[WRITTEN EXERCISE] Count the lines in the material below that contain the string "Decompose", with case counting. Reply with only the number.

━━━ RECORD LIST

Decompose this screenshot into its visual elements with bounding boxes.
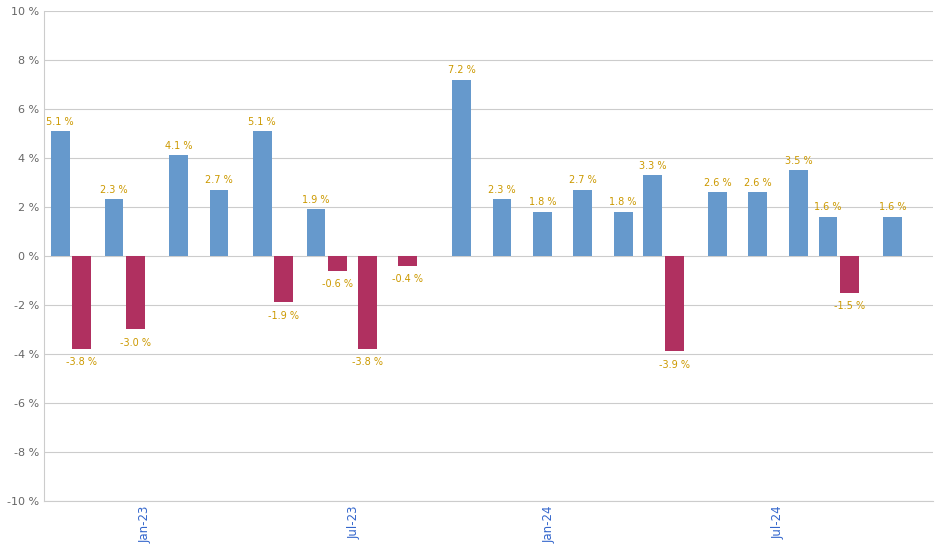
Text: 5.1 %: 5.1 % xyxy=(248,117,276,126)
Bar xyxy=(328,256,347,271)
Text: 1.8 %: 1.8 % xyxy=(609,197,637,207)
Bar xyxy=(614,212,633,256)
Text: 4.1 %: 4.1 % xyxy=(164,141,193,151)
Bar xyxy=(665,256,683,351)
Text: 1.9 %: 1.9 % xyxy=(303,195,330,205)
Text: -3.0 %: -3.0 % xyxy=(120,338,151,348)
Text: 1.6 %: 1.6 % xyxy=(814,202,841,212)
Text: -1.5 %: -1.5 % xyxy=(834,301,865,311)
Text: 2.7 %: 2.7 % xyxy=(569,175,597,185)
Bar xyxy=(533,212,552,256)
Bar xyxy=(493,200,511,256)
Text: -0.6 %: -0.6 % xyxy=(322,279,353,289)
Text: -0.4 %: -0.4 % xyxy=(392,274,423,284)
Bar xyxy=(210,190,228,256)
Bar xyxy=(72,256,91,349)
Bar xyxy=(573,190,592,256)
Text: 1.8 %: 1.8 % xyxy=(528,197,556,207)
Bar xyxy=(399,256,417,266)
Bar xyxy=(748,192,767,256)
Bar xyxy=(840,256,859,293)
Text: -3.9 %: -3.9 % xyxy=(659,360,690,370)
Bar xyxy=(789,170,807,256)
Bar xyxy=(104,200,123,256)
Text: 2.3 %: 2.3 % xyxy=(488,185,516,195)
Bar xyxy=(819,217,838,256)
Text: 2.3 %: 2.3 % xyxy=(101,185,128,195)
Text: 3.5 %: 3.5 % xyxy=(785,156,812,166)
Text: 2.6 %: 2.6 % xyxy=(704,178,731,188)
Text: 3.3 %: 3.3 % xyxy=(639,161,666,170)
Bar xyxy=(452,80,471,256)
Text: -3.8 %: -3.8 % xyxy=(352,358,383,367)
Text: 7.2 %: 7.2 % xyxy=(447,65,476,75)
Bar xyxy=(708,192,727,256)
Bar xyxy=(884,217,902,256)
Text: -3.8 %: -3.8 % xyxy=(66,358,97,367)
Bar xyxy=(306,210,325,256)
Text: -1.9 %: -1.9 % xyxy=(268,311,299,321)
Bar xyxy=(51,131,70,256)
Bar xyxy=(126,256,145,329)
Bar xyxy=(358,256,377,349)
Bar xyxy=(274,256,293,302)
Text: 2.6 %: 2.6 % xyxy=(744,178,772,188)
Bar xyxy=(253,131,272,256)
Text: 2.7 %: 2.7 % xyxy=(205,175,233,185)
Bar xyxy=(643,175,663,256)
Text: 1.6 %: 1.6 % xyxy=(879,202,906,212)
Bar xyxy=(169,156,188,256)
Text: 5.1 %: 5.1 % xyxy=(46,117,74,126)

━━━━━━

[FULL RESPONSE] 1